## start Material shown

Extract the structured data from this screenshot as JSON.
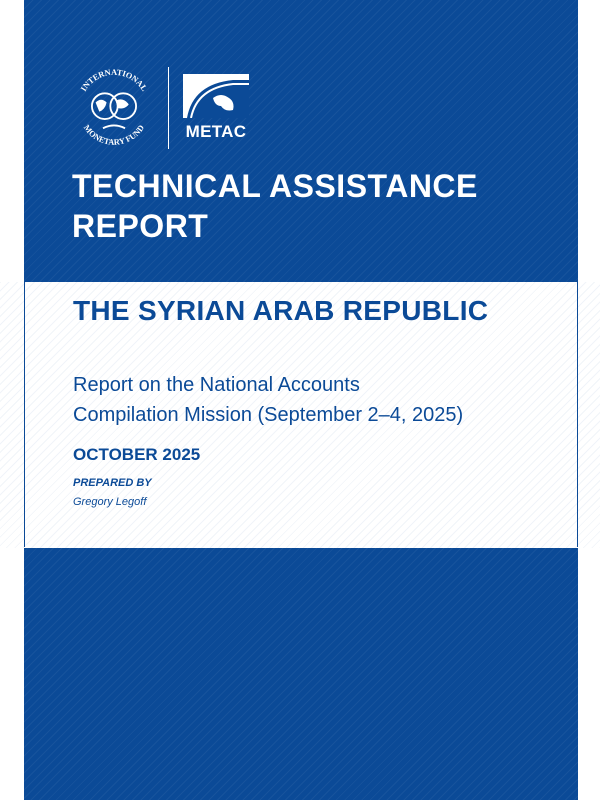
{
  "logos": {
    "imf": "INTERNATIONAL MONETARY FUND",
    "metac": "METAC"
  },
  "cover": {
    "title_line1": "TECHNICAL ASSISTANCE",
    "title_line2": "REPORT",
    "country": "THE SYRIAN ARAB REPUBLIC",
    "subtitle_line1": "Report on the National Accounts",
    "subtitle_line2": "Compilation Mission (September 2–4, 2025)",
    "date": "OCTOBER 2025",
    "prepared_by_label": "PREPARED BY",
    "author": "Gregory Legoff"
  },
  "colors": {
    "brand_blue": "#0b4a97",
    "white": "#ffffff"
  }
}
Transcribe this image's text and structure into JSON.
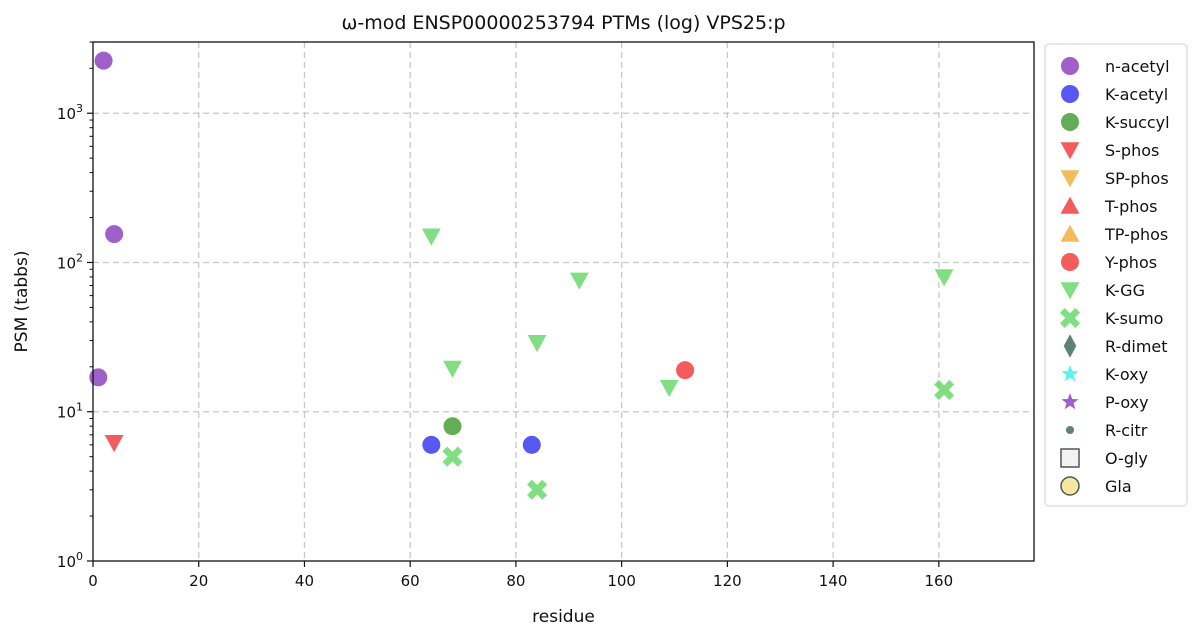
{
  "chart_data": {
    "type": "scatter",
    "title": "ω-mod ENSP00000253794 PTMs (log) VPS25:p",
    "xlabel": "residue",
    "ylabel": "PSM (tabbs)",
    "xlim": [
      0,
      178
    ],
    "ylim": [
      1,
      3000
    ],
    "yscale": "log",
    "grid": true,
    "legend_position": "outside-right",
    "x_ticks": [
      "0",
      "20",
      "40",
      "60",
      "80",
      "100",
      "120",
      "140",
      "160"
    ],
    "y_ticks": [
      {
        "base": "10",
        "exp": "0",
        "value": 1
      },
      {
        "base": "10",
        "exp": "1",
        "value": 10
      },
      {
        "base": "10",
        "exp": "2",
        "value": 100
      },
      {
        "base": "10",
        "exp": "3",
        "value": 1000
      }
    ],
    "series": [
      {
        "name": "n-acetyl",
        "marker": "circle",
        "color": "#8e44c0",
        "points": [
          [
            2,
            2250
          ],
          [
            4,
            155
          ],
          [
            1,
            17
          ]
        ]
      },
      {
        "name": "K-acetyl",
        "marker": "circle",
        "color": "#3a3af0",
        "points": [
          [
            64,
            6
          ],
          [
            83,
            6
          ]
        ]
      },
      {
        "name": "K-succyl",
        "marker": "circle",
        "color": "#4a9e3a",
        "points": [
          [
            68,
            8
          ]
        ]
      },
      {
        "name": "S-phos",
        "marker": "triangle-down",
        "color": "#f04040",
        "points": [
          [
            4,
            6.2
          ]
        ]
      },
      {
        "name": "SP-phos",
        "marker": "triangle-down",
        "color": "#f0b040",
        "points": []
      },
      {
        "name": "T-phos",
        "marker": "triangle-up",
        "color": "#f04040",
        "points": []
      },
      {
        "name": "TP-phos",
        "marker": "triangle-up",
        "color": "#f0b040",
        "points": []
      },
      {
        "name": "Y-phos",
        "marker": "circle",
        "color": "#f04040",
        "points": [
          [
            112,
            19
          ]
        ]
      },
      {
        "name": "K-GG",
        "marker": "triangle-down",
        "color": "#6cd86c",
        "points": [
          [
            64,
            150
          ],
          [
            68,
            19.5
          ],
          [
            84,
            29
          ],
          [
            92,
            76
          ],
          [
            109,
            14.5
          ],
          [
            161,
            80
          ]
        ]
      },
      {
        "name": "K-sumo",
        "marker": "x",
        "color": "#6cd86c",
        "points": [
          [
            68,
            5
          ],
          [
            84,
            3
          ],
          [
            161,
            14
          ]
        ]
      },
      {
        "name": "R-dimet",
        "marker": "diamond",
        "color": "#3f6e5a",
        "points": []
      },
      {
        "name": "K-oxy",
        "marker": "star",
        "color": "#40f0f0",
        "points": []
      },
      {
        "name": "P-oxy",
        "marker": "star",
        "color": "#8e44c0",
        "points": []
      },
      {
        "name": "R-citr",
        "marker": "small-circle",
        "color": "#3f6e5a",
        "points": []
      },
      {
        "name": "O-gly",
        "marker": "square-open",
        "color": "#555555",
        "points": []
      },
      {
        "name": "Gla",
        "marker": "circle-open",
        "color": "#f5e6a0",
        "points": []
      }
    ]
  }
}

## end Material shown

Short exercise: Print the whole listing above once more, word for word, without its pictures.

Correct output:
Extract the structured data from this screenshot as JSON.
{
  "logos": {
    "imf": "INTERNATIONAL MONETARY FUND",
    "metac": "METAC"
  },
  "cover": {
    "title_line1": "TECHNICAL ASSISTANCE",
    "title_line2": "REPORT",
    "country": "THE SYRIAN ARAB REPUBLIC",
    "subtitle_line1": "Report on the National Accounts",
    "subtitle_line2": "Compilation Mission (September 2–4, 2025)",
    "date": "OCTOBER 2025",
    "prepared_by_label": "PREPARED BY",
    "author": "Gregory Legoff"
  },
  "colors": {
    "brand_blue": "#0b4a97",
    "white": "#ffffff"
  }
}
Transcribe this image's text and structure into JSON.
{
  "chart_data": {
    "type": "scatter",
    "title": "ω-mod ENSP00000253794 PTMs (log) VPS25:p",
    "xlabel": "residue",
    "ylabel": "PSM (tabbs)",
    "xlim": [
      0,
      178
    ],
    "ylim": [
      1,
      3000
    ],
    "yscale": "log",
    "grid": true,
    "legend_position": "outside-right",
    "x_ticks": [
      "0",
      "20",
      "40",
      "60",
      "80",
      "100",
      "120",
      "140",
      "160"
    ],
    "y_ticks": [
      {
        "base": "10",
        "exp": "0",
        "value": 1
      },
      {
        "base": "10",
        "exp": "1",
        "value": 10
      },
      {
        "base": "10",
        "exp": "2",
        "value": 100
      },
      {
        "base": "10",
        "exp": "3",
        "value": 1000
      }
    ],
    "series": [
      {
        "name": "n-acetyl",
        "marker": "circle",
        "color": "#8e44c0",
        "points": [
          [
            2,
            2250
          ],
          [
            4,
            155
          ],
          [
            1,
            17
          ]
        ]
      },
      {
        "name": "K-acetyl",
        "marker": "circle",
        "color": "#3a3af0",
        "points": [
          [
            64,
            6
          ],
          [
            83,
            6
          ]
        ]
      },
      {
        "name": "K-succyl",
        "marker": "circle",
        "color": "#4a9e3a",
        "points": [
          [
            68,
            8
          ]
        ]
      },
      {
        "name": "S-phos",
        "marker": "triangle-down",
        "color": "#f04040",
        "points": [
          [
            4,
            6.2
          ]
        ]
      },
      {
        "name": "SP-phos",
        "marker": "triangle-down",
        "color": "#f0b040",
        "points": []
      },
      {
        "name": "T-phos",
        "marker": "triangle-up",
        "color": "#f04040",
        "points": []
      },
      {
        "name": "TP-phos",
        "marker": "triangle-up",
        "color": "#f0b040",
        "points": []
      },
      {
        "name": "Y-phos",
        "marker": "circle",
        "color": "#f04040",
        "points": [
          [
            112,
            19
          ]
        ]
      },
      {
        "name": "K-GG",
        "marker": "triangle-down",
        "color": "#6cd86c",
        "points": [
          [
            64,
            150
          ],
          [
            68,
            19.5
          ],
          [
            84,
            29
          ],
          [
            92,
            76
          ],
          [
            109,
            14.5
          ],
          [
            161,
            80
          ]
        ]
      },
      {
        "name": "K-sumo",
        "marker": "x",
        "color": "#6cd86c",
        "points": [
          [
            68,
            5
          ],
          [
            84,
            3
          ],
          [
            161,
            14
          ]
        ]
      },
      {
        "name": "R-dimet",
        "marker": "diamond",
        "color": "#3f6e5a",
        "points": []
      },
      {
        "name": "K-oxy",
        "marker": "star",
        "color": "#40f0f0",
        "points": []
      },
      {
        "name": "P-oxy",
        "marker": "star",
        "color": "#8e44c0",
        "points": []
      },
      {
        "name": "R-citr",
        "marker": "small-circle",
        "color": "#3f6e5a",
        "points": []
      },
      {
        "name": "O-gly",
        "marker": "square-open",
        "color": "#555555",
        "points": []
      },
      {
        "name": "Gla",
        "marker": "circle-open",
        "color": "#f5e6a0",
        "points": []
      }
    ]
  }
}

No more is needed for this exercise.